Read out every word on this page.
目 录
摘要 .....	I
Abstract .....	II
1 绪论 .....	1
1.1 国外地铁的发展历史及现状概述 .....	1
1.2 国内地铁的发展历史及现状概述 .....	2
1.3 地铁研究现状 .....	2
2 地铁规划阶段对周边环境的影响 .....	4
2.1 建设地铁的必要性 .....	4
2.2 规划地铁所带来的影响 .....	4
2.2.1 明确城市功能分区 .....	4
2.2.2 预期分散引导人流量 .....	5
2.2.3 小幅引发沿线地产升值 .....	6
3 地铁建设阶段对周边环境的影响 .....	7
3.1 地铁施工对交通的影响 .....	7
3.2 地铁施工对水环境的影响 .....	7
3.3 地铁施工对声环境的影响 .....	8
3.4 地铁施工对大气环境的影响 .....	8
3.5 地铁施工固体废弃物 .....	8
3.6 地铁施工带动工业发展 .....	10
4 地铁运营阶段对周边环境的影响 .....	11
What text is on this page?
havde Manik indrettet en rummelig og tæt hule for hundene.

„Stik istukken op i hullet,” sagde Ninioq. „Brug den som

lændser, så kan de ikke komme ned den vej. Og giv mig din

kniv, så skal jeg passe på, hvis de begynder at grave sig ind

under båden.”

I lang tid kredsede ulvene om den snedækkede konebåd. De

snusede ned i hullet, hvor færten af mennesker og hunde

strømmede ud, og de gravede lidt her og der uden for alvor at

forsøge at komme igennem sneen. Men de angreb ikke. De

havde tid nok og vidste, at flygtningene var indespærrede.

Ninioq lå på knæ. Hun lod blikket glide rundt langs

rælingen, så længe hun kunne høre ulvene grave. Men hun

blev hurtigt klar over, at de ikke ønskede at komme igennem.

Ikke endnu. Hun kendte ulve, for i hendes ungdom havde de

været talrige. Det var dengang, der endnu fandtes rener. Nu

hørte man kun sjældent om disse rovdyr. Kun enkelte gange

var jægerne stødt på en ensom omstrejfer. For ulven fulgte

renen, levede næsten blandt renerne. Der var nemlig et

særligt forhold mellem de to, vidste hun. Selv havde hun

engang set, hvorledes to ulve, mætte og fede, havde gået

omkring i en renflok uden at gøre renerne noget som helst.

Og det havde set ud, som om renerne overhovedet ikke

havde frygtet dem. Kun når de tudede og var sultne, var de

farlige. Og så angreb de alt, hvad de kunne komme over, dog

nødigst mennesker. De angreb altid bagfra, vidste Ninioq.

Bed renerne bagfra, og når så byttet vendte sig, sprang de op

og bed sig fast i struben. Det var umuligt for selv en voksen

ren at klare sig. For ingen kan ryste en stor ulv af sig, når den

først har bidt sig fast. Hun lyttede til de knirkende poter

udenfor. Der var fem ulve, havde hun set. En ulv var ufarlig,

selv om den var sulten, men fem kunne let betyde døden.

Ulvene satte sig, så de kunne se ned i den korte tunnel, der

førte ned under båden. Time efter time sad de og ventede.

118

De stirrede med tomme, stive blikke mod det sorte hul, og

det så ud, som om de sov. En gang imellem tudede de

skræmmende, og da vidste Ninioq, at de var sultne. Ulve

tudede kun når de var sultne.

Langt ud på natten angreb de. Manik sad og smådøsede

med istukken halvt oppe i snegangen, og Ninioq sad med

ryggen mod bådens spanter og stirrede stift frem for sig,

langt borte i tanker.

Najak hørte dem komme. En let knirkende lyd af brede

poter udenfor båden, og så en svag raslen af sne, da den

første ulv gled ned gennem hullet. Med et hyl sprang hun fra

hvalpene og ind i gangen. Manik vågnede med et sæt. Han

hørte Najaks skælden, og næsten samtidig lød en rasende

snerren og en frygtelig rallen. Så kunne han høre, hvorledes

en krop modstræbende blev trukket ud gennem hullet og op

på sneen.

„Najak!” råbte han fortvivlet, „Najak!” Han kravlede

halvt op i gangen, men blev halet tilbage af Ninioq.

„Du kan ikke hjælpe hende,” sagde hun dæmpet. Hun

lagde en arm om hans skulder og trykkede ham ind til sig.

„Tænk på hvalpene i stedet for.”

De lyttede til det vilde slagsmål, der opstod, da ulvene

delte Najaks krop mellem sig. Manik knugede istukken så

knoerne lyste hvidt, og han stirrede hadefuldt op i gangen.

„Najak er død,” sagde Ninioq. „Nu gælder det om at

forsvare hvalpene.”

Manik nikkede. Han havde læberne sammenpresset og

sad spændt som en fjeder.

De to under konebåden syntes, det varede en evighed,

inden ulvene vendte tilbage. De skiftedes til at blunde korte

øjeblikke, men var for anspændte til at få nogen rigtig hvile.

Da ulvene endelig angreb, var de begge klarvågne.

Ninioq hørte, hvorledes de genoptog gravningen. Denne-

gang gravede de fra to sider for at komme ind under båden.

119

◇ ◇ ◇ ◇

Problem requirements: Extract every line containing the string "endnu" from the data above.

Task answer:
Ikke endnu. Hun kendte ulve, for i hendes ungdom havde de
været talrige. Det var dengang, der endnu fandtes rener. Nu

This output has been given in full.